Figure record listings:
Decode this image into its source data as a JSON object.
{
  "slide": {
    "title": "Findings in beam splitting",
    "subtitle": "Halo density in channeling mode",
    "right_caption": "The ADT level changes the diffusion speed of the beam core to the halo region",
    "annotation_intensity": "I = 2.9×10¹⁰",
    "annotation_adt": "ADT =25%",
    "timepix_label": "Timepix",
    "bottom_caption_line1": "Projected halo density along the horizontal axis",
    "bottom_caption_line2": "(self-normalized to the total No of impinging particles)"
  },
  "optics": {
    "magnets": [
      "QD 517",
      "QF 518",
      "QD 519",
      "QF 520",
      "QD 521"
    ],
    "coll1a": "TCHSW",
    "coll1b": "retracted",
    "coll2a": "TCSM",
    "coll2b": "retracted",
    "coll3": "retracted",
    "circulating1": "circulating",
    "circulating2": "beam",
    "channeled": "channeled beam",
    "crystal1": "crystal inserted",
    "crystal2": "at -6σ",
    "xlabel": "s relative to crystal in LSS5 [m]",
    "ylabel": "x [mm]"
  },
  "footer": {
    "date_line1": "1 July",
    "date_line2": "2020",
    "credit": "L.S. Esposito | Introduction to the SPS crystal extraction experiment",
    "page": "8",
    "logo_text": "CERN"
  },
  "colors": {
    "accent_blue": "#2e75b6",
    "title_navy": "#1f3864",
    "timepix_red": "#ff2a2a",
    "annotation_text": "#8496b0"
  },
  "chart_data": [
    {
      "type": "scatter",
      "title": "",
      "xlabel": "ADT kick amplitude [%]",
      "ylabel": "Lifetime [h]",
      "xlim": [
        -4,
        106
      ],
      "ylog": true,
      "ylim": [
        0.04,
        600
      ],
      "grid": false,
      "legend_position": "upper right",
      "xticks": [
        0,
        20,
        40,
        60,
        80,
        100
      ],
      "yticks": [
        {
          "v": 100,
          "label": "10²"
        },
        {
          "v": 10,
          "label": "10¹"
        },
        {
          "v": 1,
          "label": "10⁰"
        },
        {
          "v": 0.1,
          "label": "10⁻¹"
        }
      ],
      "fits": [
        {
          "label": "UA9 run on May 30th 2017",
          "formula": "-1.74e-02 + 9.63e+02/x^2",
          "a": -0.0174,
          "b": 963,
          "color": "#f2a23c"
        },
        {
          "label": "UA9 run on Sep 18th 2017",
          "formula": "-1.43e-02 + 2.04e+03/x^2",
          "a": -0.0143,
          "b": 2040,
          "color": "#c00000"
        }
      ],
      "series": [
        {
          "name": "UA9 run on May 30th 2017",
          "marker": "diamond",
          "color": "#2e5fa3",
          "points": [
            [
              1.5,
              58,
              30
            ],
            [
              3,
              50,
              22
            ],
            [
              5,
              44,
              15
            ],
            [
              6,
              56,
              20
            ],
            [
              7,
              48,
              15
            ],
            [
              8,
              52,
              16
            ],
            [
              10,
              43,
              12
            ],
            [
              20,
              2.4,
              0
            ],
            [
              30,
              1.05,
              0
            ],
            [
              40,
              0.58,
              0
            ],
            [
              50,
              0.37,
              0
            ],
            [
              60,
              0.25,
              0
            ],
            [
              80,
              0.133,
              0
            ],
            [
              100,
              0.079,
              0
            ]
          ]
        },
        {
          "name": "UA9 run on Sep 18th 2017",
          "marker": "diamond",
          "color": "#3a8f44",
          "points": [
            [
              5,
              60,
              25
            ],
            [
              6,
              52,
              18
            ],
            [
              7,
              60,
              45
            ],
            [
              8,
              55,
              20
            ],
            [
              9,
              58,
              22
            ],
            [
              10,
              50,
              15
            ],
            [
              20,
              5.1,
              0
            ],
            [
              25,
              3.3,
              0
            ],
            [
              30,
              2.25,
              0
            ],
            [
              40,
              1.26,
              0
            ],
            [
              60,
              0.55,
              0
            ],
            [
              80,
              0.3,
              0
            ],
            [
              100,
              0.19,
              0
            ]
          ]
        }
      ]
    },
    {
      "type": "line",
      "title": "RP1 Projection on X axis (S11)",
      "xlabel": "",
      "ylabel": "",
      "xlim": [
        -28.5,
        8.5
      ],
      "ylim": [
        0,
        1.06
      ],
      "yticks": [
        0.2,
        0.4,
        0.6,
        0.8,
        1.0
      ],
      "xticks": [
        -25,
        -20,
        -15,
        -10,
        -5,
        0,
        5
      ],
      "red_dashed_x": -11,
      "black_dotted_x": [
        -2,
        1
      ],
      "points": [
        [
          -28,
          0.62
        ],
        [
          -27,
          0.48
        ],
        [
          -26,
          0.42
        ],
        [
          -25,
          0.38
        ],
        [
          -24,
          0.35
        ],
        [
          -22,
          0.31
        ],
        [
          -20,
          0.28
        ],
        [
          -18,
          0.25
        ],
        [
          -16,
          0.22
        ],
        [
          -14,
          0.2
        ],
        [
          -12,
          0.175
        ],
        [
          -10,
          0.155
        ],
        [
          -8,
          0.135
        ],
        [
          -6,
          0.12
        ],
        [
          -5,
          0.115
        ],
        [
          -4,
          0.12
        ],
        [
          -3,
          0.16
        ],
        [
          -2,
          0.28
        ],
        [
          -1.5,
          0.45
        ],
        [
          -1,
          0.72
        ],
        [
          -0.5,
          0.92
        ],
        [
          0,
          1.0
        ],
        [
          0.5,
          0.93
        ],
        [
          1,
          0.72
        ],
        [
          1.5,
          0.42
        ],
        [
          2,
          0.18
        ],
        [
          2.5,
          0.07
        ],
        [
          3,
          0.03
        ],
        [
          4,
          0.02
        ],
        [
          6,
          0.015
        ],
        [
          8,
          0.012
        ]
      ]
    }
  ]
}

# What to work on
Print the material verbatim, all of it.

# Task output
Decode this image into its source data as a JSON object.
{
  "slide": {
    "title": "Findings in beam splitting",
    "subtitle": "Halo density in channeling mode",
    "right_caption": "The ADT level changes the diffusion speed of the beam core to the halo region",
    "annotation_intensity": "I = 2.9×10¹⁰",
    "annotation_adt": "ADT =25%",
    "timepix_label": "Timepix",
    "bottom_caption_line1": "Projected halo density along the horizontal axis",
    "bottom_caption_line2": "(self-normalized to the total No of impinging particles)"
  },
  "optics": {
    "magnets": [
      "QD 517",
      "QF 518",
      "QD 519",
      "QF 520",
      "QD 521"
    ],
    "coll1a": "TCHSW",
    "coll1b": "retracted",
    "coll2a": "TCSM",
    "coll2b": "retracted",
    "coll3": "retracted",
    "circulating1": "circulating",
    "circulating2": "beam",
    "channeled": "channeled beam",
    "crystal1": "crystal inserted",
    "crystal2": "at -6σ",
    "xlabel": "s relative to crystal in LSS5 [m]",
    "ylabel": "x [mm]"
  },
  "footer": {
    "date_line1": "1 July",
    "date_line2": "2020",
    "credit": "L.S. Esposito | Introduction to the SPS crystal extraction experiment",
    "page": "8",
    "logo_text": "CERN"
  },
  "colors": {
    "accent_blue": "#2e75b6",
    "title_navy": "#1f3864",
    "timepix_red": "#ff2a2a",
    "annotation_text": "#8496b0"
  },
  "chart_data": [
    {
      "type": "scatter",
      "title": "",
      "xlabel": "ADT kick amplitude [%]",
      "ylabel": "Lifetime [h]",
      "xlim": [
        -4,
        106
      ],
      "ylog": true,
      "ylim": [
        0.04,
        600
      ],
      "grid": false,
      "legend_position": "upper right",
      "xticks": [
        0,
        20,
        40,
        60,
        80,
        100
      ],
      "yticks": [
        {
          "v": 100,
          "label": "10²"
        },
        {
          "v": 10,
          "label": "10¹"
        },
        {
          "v": 1,
          "label": "10⁰"
        },
        {
          "v": 0.1,
          "label": "10⁻¹"
        }
      ],
      "fits": [
        {
          "label": "UA9 run on May 30th 2017",
          "formula": "-1.74e-02 + 9.63e+02/x^2",
          "a": -0.0174,
          "b": 963,
          "color": "#f2a23c"
        },
        {
          "label": "UA9 run on Sep 18th 2017",
          "formula": "-1.43e-02 + 2.04e+03/x^2",
          "a": -0.0143,
          "b": 2040,
          "color": "#c00000"
        }
      ],
      "series": [
        {
          "name": "UA9 run on May 30th 2017",
          "marker": "diamond",
          "color": "#2e5fa3",
          "points": [
            [
              1.5,
              58,
              30
            ],
            [
              3,
              50,
              22
            ],
            [
              5,
              44,
              15
            ],
            [
              6,
              56,
              20
            ],
            [
              7,
              48,
              15
            ],
            [
              8,
              52,
              16
            ],
            [
              10,
              43,
              12
            ],
            [
              20,
              2.4,
              0
            ],
            [
              30,
              1.05,
              0
            ],
            [
              40,
              0.58,
              0
            ],
            [
              50,
              0.37,
              0
            ],
            [
              60,
              0.25,
              0
            ],
            [
              80,
              0.133,
              0
            ],
            [
              100,
              0.079,
              0
            ]
          ]
        },
        {
          "name": "UA9 run on Sep 18th 2017",
          "marker": "diamond",
          "color": "#3a8f44",
          "points": [
            [
              5,
              60,
              25
            ],
            [
              6,
              52,
              18
            ],
            [
              7,
              60,
              45
            ],
            [
              8,
              55,
              20
            ],
            [
              9,
              58,
              22
            ],
            [
              10,
              50,
              15
            ],
            [
              20,
              5.1,
              0
            ],
            [
              25,
              3.3,
              0
            ],
            [
              30,
              2.25,
              0
            ],
            [
              40,
              1.26,
              0
            ],
            [
              60,
              0.55,
              0
            ],
            [
              80,
              0.3,
              0
            ],
            [
              100,
              0.19,
              0
            ]
          ]
        }
      ]
    },
    {
      "type": "line",
      "title": "RP1 Projection on X axis (S11)",
      "xlabel": "",
      "ylabel": "",
      "xlim": [
        -28.5,
        8.5
      ],
      "ylim": [
        0,
        1.06
      ],
      "yticks": [
        0.2,
        0.4,
        0.6,
        0.8,
        1.0
      ],
      "xticks": [
        -25,
        -20,
        -15,
        -10,
        -5,
        0,
        5
      ],
      "red_dashed_x": -11,
      "black_dotted_x": [
        -2,
        1
      ],
      "points": [
        [
          -28,
          0.62
        ],
        [
          -27,
          0.48
        ],
        [
          -26,
          0.42
        ],
        [
          -25,
          0.38
        ],
        [
          -24,
          0.35
        ],
        [
          -22,
          0.31
        ],
        [
          -20,
          0.28
        ],
        [
          -18,
          0.25
        ],
        [
          -16,
          0.22
        ],
        [
          -14,
          0.2
        ],
        [
          -12,
          0.175
        ],
        [
          -10,
          0.155
        ],
        [
          -8,
          0.135
        ],
        [
          -6,
          0.12
        ],
        [
          -5,
          0.115
        ],
        [
          -4,
          0.12
        ],
        [
          -3,
          0.16
        ],
        [
          -2,
          0.28
        ],
        [
          -1.5,
          0.45
        ],
        [
          -1,
          0.72
        ],
        [
          -0.5,
          0.92
        ],
        [
          0,
          1.0
        ],
        [
          0.5,
          0.93
        ],
        [
          1,
          0.72
        ],
        [
          1.5,
          0.42
        ],
        [
          2,
          0.18
        ],
        [
          2.5,
          0.07
        ],
        [
          3,
          0.03
        ],
        [
          4,
          0.02
        ],
        [
          6,
          0.015
        ],
        [
          8,
          0.012
        ]
      ]
    }
  ]
}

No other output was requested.